# Excerpts from a figure dataset
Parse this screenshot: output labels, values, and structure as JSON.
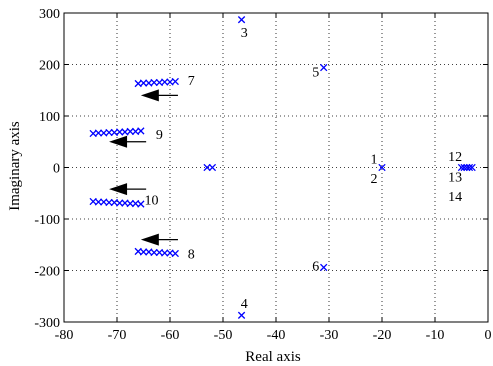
{
  "chart_data": {
    "type": "scatter",
    "xlabel": "Real axis",
    "ylabel": "Imaginary axis",
    "xlim": [
      -80,
      0
    ],
    "ylim": [
      -300,
      300
    ],
    "xticks": [
      -80,
      -70,
      -60,
      -50,
      -40,
      -30,
      -20,
      -10,
      0
    ],
    "yticks": [
      -300,
      -200,
      -100,
      0,
      100,
      200,
      300
    ],
    "grid": "dotted",
    "marker": "x",
    "marker_color": "#0000ff",
    "series": [
      {
        "points": [
          [
            -46.5,
            287
          ],
          [
            -46.5,
            -287
          ],
          [
            -31,
            194
          ],
          [
            -31,
            -194
          ],
          [
            -53,
            0
          ],
          [
            -52,
            0
          ],
          [
            -20,
            0
          ],
          [
            -5,
            0
          ],
          [
            -4.5,
            0
          ],
          [
            -4,
            0
          ],
          [
            -3.5,
            0
          ],
          [
            -3,
            0
          ],
          [
            -66,
            163
          ],
          [
            -65,
            164
          ],
          [
            -64,
            164
          ],
          [
            -63,
            165
          ],
          [
            -62,
            165
          ],
          [
            -61,
            166
          ],
          [
            -60,
            166
          ],
          [
            -59,
            167
          ],
          [
            -66,
            -163
          ],
          [
            -65,
            -164
          ],
          [
            -64,
            -164
          ],
          [
            -63,
            -165
          ],
          [
            -62,
            -165
          ],
          [
            -61,
            -166
          ],
          [
            -60,
            -166
          ],
          [
            -59,
            -167
          ],
          [
            -74.5,
            66
          ],
          [
            -73.5,
            67
          ],
          [
            -72.5,
            67
          ],
          [
            -71.5,
            68
          ],
          [
            -70.5,
            68
          ],
          [
            -69.5,
            69
          ],
          [
            -68.5,
            69
          ],
          [
            -67.5,
            70
          ],
          [
            -66.5,
            70
          ],
          [
            -65.5,
            71
          ],
          [
            -74.5,
            -66
          ],
          [
            -73.5,
            -67
          ],
          [
            -72.5,
            -67
          ],
          [
            -71.5,
            -68
          ],
          [
            -70.5,
            -68
          ],
          [
            -69.5,
            -69
          ],
          [
            -68.5,
            -69
          ],
          [
            -67.5,
            -70
          ],
          [
            -66.5,
            -70
          ],
          [
            -65.5,
            -71
          ]
        ]
      }
    ],
    "annotations": [
      {
        "text": "1",
        "x": -21.5,
        "y": 17
      },
      {
        "text": "2",
        "x": -21.5,
        "y": -20
      },
      {
        "text": "3",
        "x": -46.0,
        "y": 263
      },
      {
        "text": "4",
        "x": -46.0,
        "y": -263
      },
      {
        "text": "5",
        "x": -32.5,
        "y": 186
      },
      {
        "text": "6",
        "x": -32.5,
        "y": -190
      },
      {
        "text": "7",
        "x": -56.0,
        "y": 170
      },
      {
        "text": "8",
        "x": -56.0,
        "y": -167
      },
      {
        "text": "9",
        "x": -62.0,
        "y": 65
      },
      {
        "text": "10",
        "x": -63.5,
        "y": -62
      },
      {
        "text": "12",
        "x": -6.2,
        "y": 22
      },
      {
        "text": "13",
        "x": -6.2,
        "y": -17
      },
      {
        "text": "14",
        "x": -6.2,
        "y": -55
      }
    ],
    "arrows": [
      {
        "from": [
          -58.5,
          140
        ],
        "to": [
          -65.5,
          140
        ]
      },
      {
        "from": [
          -58.5,
          -140
        ],
        "to": [
          -65.5,
          -140
        ]
      },
      {
        "from": [
          -64.5,
          50
        ],
        "to": [
          -71.5,
          50
        ]
      },
      {
        "from": [
          -64.5,
          -42
        ],
        "to": [
          -71.5,
          -42
        ]
      }
    ]
  }
}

# Set task
Make an exact copy of every record, pictures excluded.

# Exercise response
Parse this screenshot: output labels, values, and structure as JSON.
{
  "chart_data": {
    "type": "scatter",
    "xlabel": "Real axis",
    "ylabel": "Imaginary axis",
    "xlim": [
      -80,
      0
    ],
    "ylim": [
      -300,
      300
    ],
    "xticks": [
      -80,
      -70,
      -60,
      -50,
      -40,
      -30,
      -20,
      -10,
      0
    ],
    "yticks": [
      -300,
      -200,
      -100,
      0,
      100,
      200,
      300
    ],
    "grid": "dotted",
    "marker": "x",
    "marker_color": "#0000ff",
    "series": [
      {
        "points": [
          [
            -46.5,
            287
          ],
          [
            -46.5,
            -287
          ],
          [
            -31,
            194
          ],
          [
            -31,
            -194
          ],
          [
            -53,
            0
          ],
          [
            -52,
            0
          ],
          [
            -20,
            0
          ],
          [
            -5,
            0
          ],
          [
            -4.5,
            0
          ],
          [
            -4,
            0
          ],
          [
            -3.5,
            0
          ],
          [
            -3,
            0
          ],
          [
            -66,
            163
          ],
          [
            -65,
            164
          ],
          [
            -64,
            164
          ],
          [
            -63,
            165
          ],
          [
            -62,
            165
          ],
          [
            -61,
            166
          ],
          [
            -60,
            166
          ],
          [
            -59,
            167
          ],
          [
            -66,
            -163
          ],
          [
            -65,
            -164
          ],
          [
            -64,
            -164
          ],
          [
            -63,
            -165
          ],
          [
            -62,
            -165
          ],
          [
            -61,
            -166
          ],
          [
            -60,
            -166
          ],
          [
            -59,
            -167
          ],
          [
            -74.5,
            66
          ],
          [
            -73.5,
            67
          ],
          [
            -72.5,
            67
          ],
          [
            -71.5,
            68
          ],
          [
            -70.5,
            68
          ],
          [
            -69.5,
            69
          ],
          [
            -68.5,
            69
          ],
          [
            -67.5,
            70
          ],
          [
            -66.5,
            70
          ],
          [
            -65.5,
            71
          ],
          [
            -74.5,
            -66
          ],
          [
            -73.5,
            -67
          ],
          [
            -72.5,
            -67
          ],
          [
            -71.5,
            -68
          ],
          [
            -70.5,
            -68
          ],
          [
            -69.5,
            -69
          ],
          [
            -68.5,
            -69
          ],
          [
            -67.5,
            -70
          ],
          [
            -66.5,
            -70
          ],
          [
            -65.5,
            -71
          ]
        ]
      }
    ],
    "annotations": [
      {
        "text": "1",
        "x": -21.5,
        "y": 17
      },
      {
        "text": "2",
        "x": -21.5,
        "y": -20
      },
      {
        "text": "3",
        "x": -46.0,
        "y": 263
      },
      {
        "text": "4",
        "x": -46.0,
        "y": -263
      },
      {
        "text": "5",
        "x": -32.5,
        "y": 186
      },
      {
        "text": "6",
        "x": -32.5,
        "y": -190
      },
      {
        "text": "7",
        "x": -56.0,
        "y": 170
      },
      {
        "text": "8",
        "x": -56.0,
        "y": -167
      },
      {
        "text": "9",
        "x": -62.0,
        "y": 65
      },
      {
        "text": "10",
        "x": -63.5,
        "y": -62
      },
      {
        "text": "12",
        "x": -6.2,
        "y": 22
      },
      {
        "text": "13",
        "x": -6.2,
        "y": -17
      },
      {
        "text": "14",
        "x": -6.2,
        "y": -55
      }
    ],
    "arrows": [
      {
        "from": [
          -58.5,
          140
        ],
        "to": [
          -65.5,
          140
        ]
      },
      {
        "from": [
          -58.5,
          -140
        ],
        "to": [
          -65.5,
          -140
        ]
      },
      {
        "from": [
          -64.5,
          50
        ],
        "to": [
          -71.5,
          50
        ]
      },
      {
        "from": [
          -64.5,
          -42
        ],
        "to": [
          -71.5,
          -42
        ]
      }
    ]
  }
}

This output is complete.